GIVEN DATA
········

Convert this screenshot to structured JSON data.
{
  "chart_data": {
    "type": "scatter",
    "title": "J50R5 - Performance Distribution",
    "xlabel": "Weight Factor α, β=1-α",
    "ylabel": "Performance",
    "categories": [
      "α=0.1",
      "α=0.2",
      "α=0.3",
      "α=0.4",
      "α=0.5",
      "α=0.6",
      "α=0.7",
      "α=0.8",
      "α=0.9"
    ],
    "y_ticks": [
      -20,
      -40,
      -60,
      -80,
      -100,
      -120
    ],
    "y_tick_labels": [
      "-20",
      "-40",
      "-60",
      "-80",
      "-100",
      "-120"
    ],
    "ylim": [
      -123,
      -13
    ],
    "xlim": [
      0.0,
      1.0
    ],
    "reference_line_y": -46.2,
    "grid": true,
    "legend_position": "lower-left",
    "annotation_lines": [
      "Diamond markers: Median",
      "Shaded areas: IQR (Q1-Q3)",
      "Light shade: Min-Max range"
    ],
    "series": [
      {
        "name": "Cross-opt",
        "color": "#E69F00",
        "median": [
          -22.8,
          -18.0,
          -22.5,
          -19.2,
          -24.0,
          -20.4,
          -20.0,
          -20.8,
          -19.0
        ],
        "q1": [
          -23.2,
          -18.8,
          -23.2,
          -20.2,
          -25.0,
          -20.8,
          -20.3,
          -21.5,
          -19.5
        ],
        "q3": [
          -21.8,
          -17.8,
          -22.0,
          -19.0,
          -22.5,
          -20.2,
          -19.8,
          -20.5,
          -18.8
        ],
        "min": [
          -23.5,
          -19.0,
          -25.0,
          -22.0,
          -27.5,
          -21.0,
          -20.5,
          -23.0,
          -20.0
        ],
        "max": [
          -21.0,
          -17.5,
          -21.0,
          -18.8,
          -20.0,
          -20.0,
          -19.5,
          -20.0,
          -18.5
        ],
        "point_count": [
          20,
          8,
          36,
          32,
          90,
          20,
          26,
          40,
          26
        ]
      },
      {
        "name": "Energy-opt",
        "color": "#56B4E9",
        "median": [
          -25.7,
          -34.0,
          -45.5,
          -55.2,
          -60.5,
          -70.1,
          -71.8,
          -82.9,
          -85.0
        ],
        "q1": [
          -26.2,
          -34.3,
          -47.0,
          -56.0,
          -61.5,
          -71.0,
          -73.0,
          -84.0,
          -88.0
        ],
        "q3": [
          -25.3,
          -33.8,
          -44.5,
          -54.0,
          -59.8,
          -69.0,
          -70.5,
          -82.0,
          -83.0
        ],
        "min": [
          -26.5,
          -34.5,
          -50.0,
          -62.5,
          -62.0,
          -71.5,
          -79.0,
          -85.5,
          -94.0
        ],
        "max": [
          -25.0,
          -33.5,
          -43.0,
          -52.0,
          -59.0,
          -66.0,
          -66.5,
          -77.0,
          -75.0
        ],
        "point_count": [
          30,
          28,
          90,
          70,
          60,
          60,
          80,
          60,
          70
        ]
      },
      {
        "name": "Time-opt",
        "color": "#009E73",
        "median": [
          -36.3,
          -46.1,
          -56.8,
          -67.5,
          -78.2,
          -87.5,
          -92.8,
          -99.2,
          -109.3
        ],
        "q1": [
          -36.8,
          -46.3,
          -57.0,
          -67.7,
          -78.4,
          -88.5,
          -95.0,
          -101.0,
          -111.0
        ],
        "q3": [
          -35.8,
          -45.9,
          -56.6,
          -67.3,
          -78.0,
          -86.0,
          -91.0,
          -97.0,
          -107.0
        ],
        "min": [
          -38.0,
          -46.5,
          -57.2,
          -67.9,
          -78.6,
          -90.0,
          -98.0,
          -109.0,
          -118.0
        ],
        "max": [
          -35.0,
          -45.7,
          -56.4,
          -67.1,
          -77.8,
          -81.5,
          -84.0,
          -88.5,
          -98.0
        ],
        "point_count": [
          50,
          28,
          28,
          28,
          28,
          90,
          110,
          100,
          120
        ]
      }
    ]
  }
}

········

Exact output of every entry is required.

FINISHED EXERCISE
Convert this screenshot to structured JSON data.
{
  "chart_data": {
    "type": "scatter",
    "title": "J50R5 - Performance Distribution",
    "xlabel": "Weight Factor α, β=1-α",
    "ylabel": "Performance",
    "categories": [
      "α=0.1",
      "α=0.2",
      "α=0.3",
      "α=0.4",
      "α=0.5",
      "α=0.6",
      "α=0.7",
      "α=0.8",
      "α=0.9"
    ],
    "y_ticks": [
      -20,
      -40,
      -60,
      -80,
      -100,
      -120
    ],
    "y_tick_labels": [
      "-20",
      "-40",
      "-60",
      "-80",
      "-100",
      "-120"
    ],
    "ylim": [
      -123,
      -13
    ],
    "xlim": [
      0.0,
      1.0
    ],
    "reference_line_y": -46.2,
    "grid": true,
    "legend_position": "lower-left",
    "annotation_lines": [
      "Diamond markers: Median",
      "Shaded areas: IQR (Q1-Q3)",
      "Light shade: Min-Max range"
    ],
    "series": [
      {
        "name": "Cross-opt",
        "color": "#E69F00",
        "median": [
          -22.8,
          -18.0,
          -22.5,
          -19.2,
          -24.0,
          -20.4,
          -20.0,
          -20.8,
          -19.0
        ],
        "q1": [
          -23.2,
          -18.8,
          -23.2,
          -20.2,
          -25.0,
          -20.8,
          -20.3,
          -21.5,
          -19.5
        ],
        "q3": [
          -21.8,
          -17.8,
          -22.0,
          -19.0,
          -22.5,
          -20.2,
          -19.8,
          -20.5,
          -18.8
        ],
        "min": [
          -23.5,
          -19.0,
          -25.0,
          -22.0,
          -27.5,
          -21.0,
          -20.5,
          -23.0,
          -20.0
        ],
        "max": [
          -21.0,
          -17.5,
          -21.0,
          -18.8,
          -20.0,
          -20.0,
          -19.5,
          -20.0,
          -18.5
        ],
        "point_count": [
          20,
          8,
          36,
          32,
          90,
          20,
          26,
          40,
          26
        ]
      },
      {
        "name": "Energy-opt",
        "color": "#56B4E9",
        "median": [
          -25.7,
          -34.0,
          -45.5,
          -55.2,
          -60.5,
          -70.1,
          -71.8,
          -82.9,
          -85.0
        ],
        "q1": [
          -26.2,
          -34.3,
          -47.0,
          -56.0,
          -61.5,
          -71.0,
          -73.0,
          -84.0,
          -88.0
        ],
        "q3": [
          -25.3,
          -33.8,
          -44.5,
          -54.0,
          -59.8,
          -69.0,
          -70.5,
          -82.0,
          -83.0
        ],
        "min": [
          -26.5,
          -34.5,
          -50.0,
          -62.5,
          -62.0,
          -71.5,
          -79.0,
          -85.5,
          -94.0
        ],
        "max": [
          -25.0,
          -33.5,
          -43.0,
          -52.0,
          -59.0,
          -66.0,
          -66.5,
          -77.0,
          -75.0
        ],
        "point_count": [
          30,
          28,
          90,
          70,
          60,
          60,
          80,
          60,
          70
        ]
      },
      {
        "name": "Time-opt",
        "color": "#009E73",
        "median": [
          -36.3,
          -46.1,
          -56.8,
          -67.5,
          -78.2,
          -87.5,
          -92.8,
          -99.2,
          -109.3
        ],
        "q1": [
          -36.8,
          -46.3,
          -57.0,
          -67.7,
          -78.4,
          -88.5,
          -95.0,
          -101.0,
          -111.0
        ],
        "q3": [
          -35.8,
          -45.9,
          -56.6,
          -67.3,
          -78.0,
          -86.0,
          -91.0,
          -97.0,
          -107.0
        ],
        "min": [
          -38.0,
          -46.5,
          -57.2,
          -67.9,
          -78.6,
          -90.0,
          -98.0,
          -109.0,
          -118.0
        ],
        "max": [
          -35.0,
          -45.7,
          -56.4,
          -67.1,
          -77.8,
          -81.5,
          -84.0,
          -88.5,
          -98.0
        ],
        "point_count": [
          50,
          28,
          28,
          28,
          28,
          90,
          110,
          100,
          120
        ]
      }
    ]
  }
}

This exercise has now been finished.